----- Supplied data
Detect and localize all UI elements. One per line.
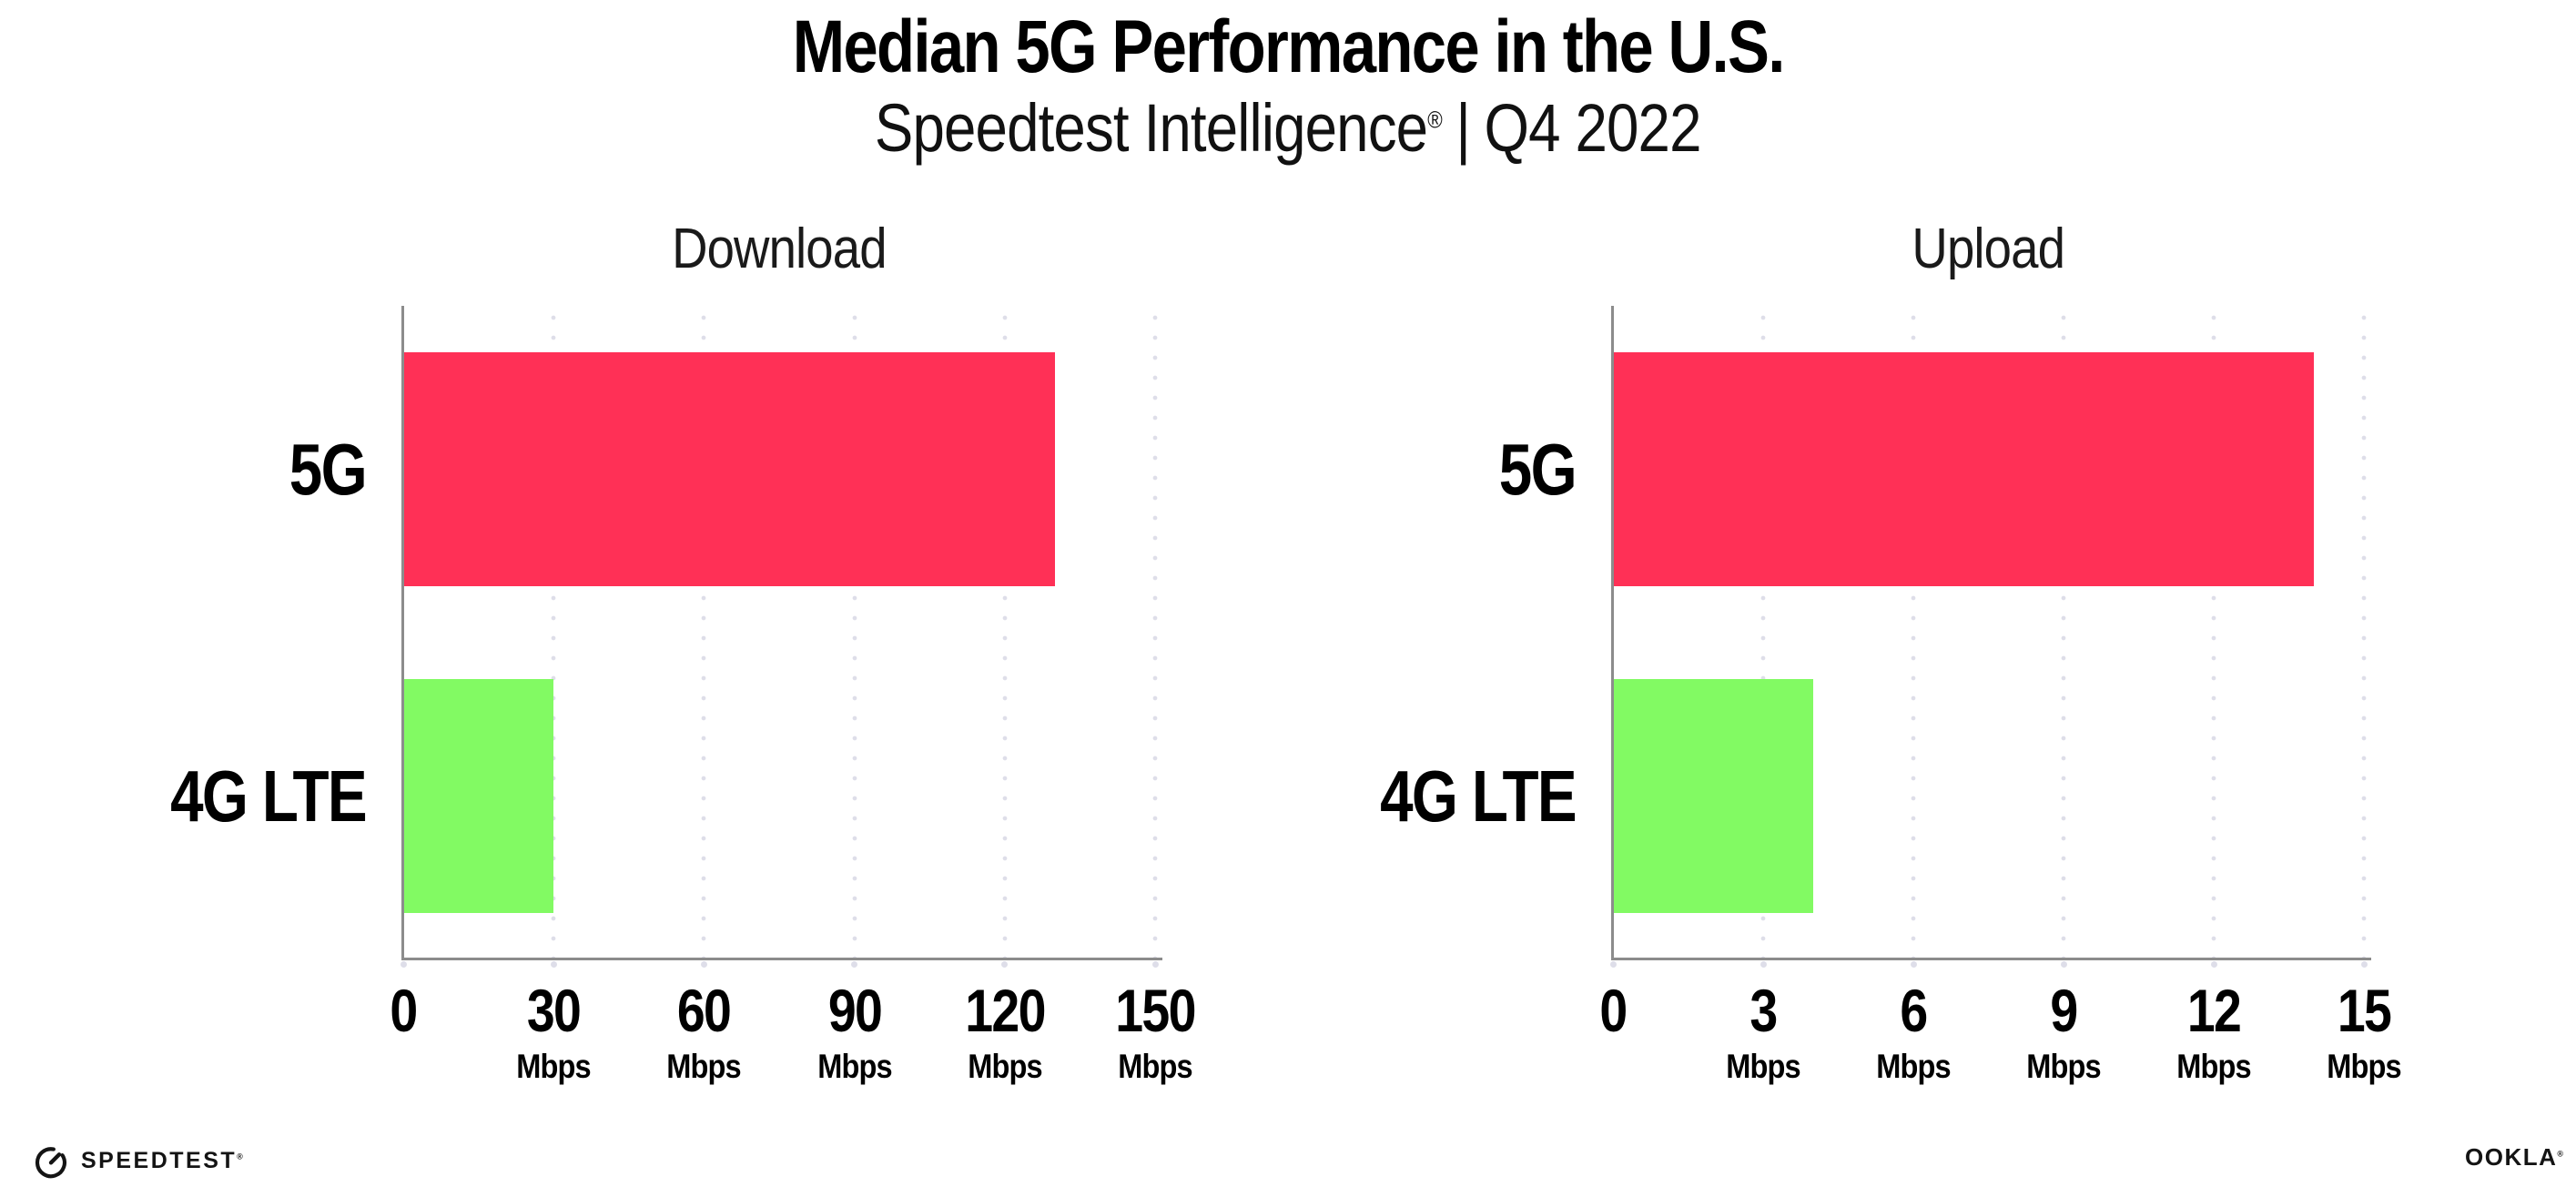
x-tick-value: 3 (1749, 977, 1778, 1044)
gridline-90 (851, 306, 857, 958)
x-tick-unit: Mbps (968, 1048, 1042, 1085)
registered-mark-icon: ® (237, 1151, 246, 1161)
x-tick-6: 6 Mbps (1871, 979, 1956, 1085)
x-tick-value: 12 (2186, 977, 2242, 1044)
x-tick-unit: Mbps (1118, 1048, 1192, 1085)
x-tick-unit: Mbps (516, 1048, 591, 1085)
speedtest-wordmark: SPEEDTEST (81, 1147, 238, 1173)
subtitle-brand: Speedtest Intelligence (875, 90, 1428, 166)
x-tick-0: 0 (388, 979, 420, 1041)
chart-title: Download (672, 218, 887, 280)
gridline-60 (701, 306, 707, 958)
plot-area (1611, 306, 2371, 960)
x-tick-value: 120 (965, 977, 1046, 1044)
bar-5g-upload (1613, 352, 2314, 586)
x-tick-value: 9 (2050, 977, 2078, 1044)
y-tick-label-5g: 5G (1498, 428, 1577, 510)
speedtest-logo: SPEEDTEST® (30, 1140, 245, 1182)
x-tick-value: 6 (1900, 977, 1928, 1044)
ookla-logo: OOKLA® (2465, 1143, 2565, 1172)
x-tick-value: 15 (2337, 977, 2392, 1044)
x-tick-mark (1910, 961, 1917, 968)
x-tick-unit: Mbps (2176, 1048, 2251, 1085)
x-tick-unit: Mbps (1726, 1048, 1800, 1085)
bar-5g-download (403, 352, 1055, 586)
bar-4g-lte-upload (1613, 679, 1813, 913)
x-tick-unit: Mbps (2026, 1048, 2101, 1085)
gridline-120 (1001, 306, 1008, 958)
x-tick-mark (400, 961, 407, 968)
x-tick-value: 60 (677, 977, 732, 1044)
y-tick-label-4g-lte: 4G LTE (170, 755, 368, 837)
speedtest-gauge-icon (35, 1147, 66, 1179)
x-tick-90: 90 Mbps (812, 979, 897, 1085)
x-tick-60: 60 Mbps (662, 979, 746, 1085)
chart-title: Upload (1912, 218, 2066, 280)
x-tick-15: 15 Mbps (2322, 979, 2407, 1085)
x-tick-150: 150 Mbps (1108, 979, 1202, 1085)
x-axis-spine (401, 958, 1162, 960)
x-tick-mark (2210, 961, 2217, 968)
x-tick-mark (1151, 961, 1159, 968)
subtitle-period: Q4 2022 (1484, 90, 1702, 166)
gridline-6 (1911, 306, 1916, 958)
x-tick-0: 0 (1597, 979, 1629, 1041)
x-tick-mark (550, 961, 557, 968)
gridline-12 (2211, 306, 2216, 958)
x-tick-30: 30 Mbps (512, 979, 596, 1085)
x-tick-mark (2060, 961, 2067, 968)
x-tick-value: 30 (527, 977, 582, 1044)
gridline-30 (551, 306, 557, 958)
x-tick-value: 90 (827, 977, 882, 1044)
y-axis-spine (401, 306, 404, 960)
x-tick-unit: Mbps (666, 1048, 742, 1085)
x-tick-value: 0 (1599, 977, 1628, 1044)
x-tick-unit: Mbps (1876, 1048, 1951, 1085)
x-tick-mark (2360, 961, 2368, 968)
x-tick-mark (1001, 961, 1009, 968)
page-title: Median 5G Performance in the U.S. (792, 5, 1785, 88)
y-tick-label-4g-lte: 4G LTE (1380, 755, 1577, 837)
x-tick-value: 0 (390, 977, 418, 1044)
x-tick-unit: Mbps (2327, 1048, 2401, 1085)
registered-mark-icon: ® (1427, 106, 1443, 134)
gridline-3 (1760, 306, 1766, 958)
gridline-15 (2361, 306, 2367, 958)
bar-4g-lte-download (403, 679, 554, 913)
x-tick-mark (1760, 961, 1767, 968)
x-tick-unit: Mbps (816, 1048, 892, 1085)
gridline-150 (1152, 306, 1158, 958)
x-tick-value: 150 (1115, 977, 1196, 1044)
subtitle-divider: | (1455, 90, 1472, 166)
x-tick-12: 12 Mbps (2172, 979, 2257, 1085)
registered-mark-icon: ® (2557, 1149, 2565, 1159)
y-tick-label-5g: 5G (289, 428, 368, 510)
x-tick-mark (1609, 961, 1617, 968)
x-axis-spine (1611, 958, 2371, 960)
x-tick-120: 120 Mbps (958, 979, 1052, 1085)
x-tick-mark (851, 961, 858, 968)
page-subtitle: Speedtest Intelligence® | Q4 2022 (0, 87, 2576, 169)
x-tick-3: 3 Mbps (1721, 979, 1806, 1085)
ookla-wordmark: OOKLA (2465, 1143, 2558, 1171)
gridline-9 (2061, 306, 2066, 958)
plot-area (401, 306, 1162, 960)
x-tick-mark (700, 961, 707, 968)
x-tick-9: 9 Mbps (2022, 979, 2106, 1085)
y-axis-spine (1611, 306, 1614, 960)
----------
Written problem => Copy out the material word for word, starting at the line containing "x-tick-value: 3 (1749, 977, 1778, 1044)" and ending at the line containing "x-tick-mark (2210, 961, 2217, 968)", including both of those lines.

Full answer =>
x-tick-value: 3 (1749, 977, 1778, 1044)
gridline-90 (851, 306, 857, 958)
x-tick-unit: Mbps (968, 1048, 1042, 1085)
registered-mark-icon: ® (237, 1151, 246, 1161)
x-tick-6: 6 Mbps (1871, 979, 1956, 1085)
x-tick-value: 12 (2186, 977, 2242, 1044)
x-tick-unit: Mbps (1118, 1048, 1192, 1085)
x-tick-unit: Mbps (516, 1048, 591, 1085)
speedtest-wordmark: SPEEDTEST (81, 1147, 238, 1173)
subtitle-brand: Speedtest Intelligence (875, 90, 1428, 166)
x-tick-0: 0 (388, 979, 420, 1041)
chart-title: Download (672, 218, 887, 280)
gridline-60 (701, 306, 707, 958)
plot-area (1611, 306, 2371, 960)
x-tick-value: 120 (965, 977, 1046, 1044)
bar-5g-upload (1613, 352, 2314, 586)
x-tick-value: 9 (2050, 977, 2078, 1044)
y-tick-label-5g: 5G (1498, 428, 1577, 510)
speedtest-logo: SPEEDTEST® (30, 1140, 245, 1182)
x-tick-value: 6 (1900, 977, 1928, 1044)
ookla-logo: OOKLA® (2465, 1143, 2565, 1172)
x-tick-value: 15 (2337, 977, 2392, 1044)
x-tick-mark (1910, 961, 1917, 968)
x-tick-unit: Mbps (2176, 1048, 2251, 1085)
x-tick-unit: Mbps (1726, 1048, 1800, 1085)
bar-5g-download (403, 352, 1055, 586)
bar-4g-lte-upload (1613, 679, 1813, 913)
x-tick-unit: Mbps (2026, 1048, 2101, 1085)
gridline-120 (1001, 306, 1008, 958)
x-tick-mark (400, 961, 407, 968)
x-tick-value: 60 (677, 977, 732, 1044)
y-tick-label-4g-lte: 4G LTE (170, 755, 368, 837)
speedtest-gauge-icon (35, 1147, 66, 1179)
x-tick-90: 90 Mbps (812, 979, 897, 1085)
x-tick-60: 60 Mbps (662, 979, 746, 1085)
chart-title: Upload (1912, 218, 2066, 280)
x-tick-15: 15 Mbps (2322, 979, 2407, 1085)
x-tick-150: 150 Mbps (1108, 979, 1202, 1085)
x-axis-spine (401, 958, 1162, 960)
x-tick-mark (2210, 961, 2217, 968)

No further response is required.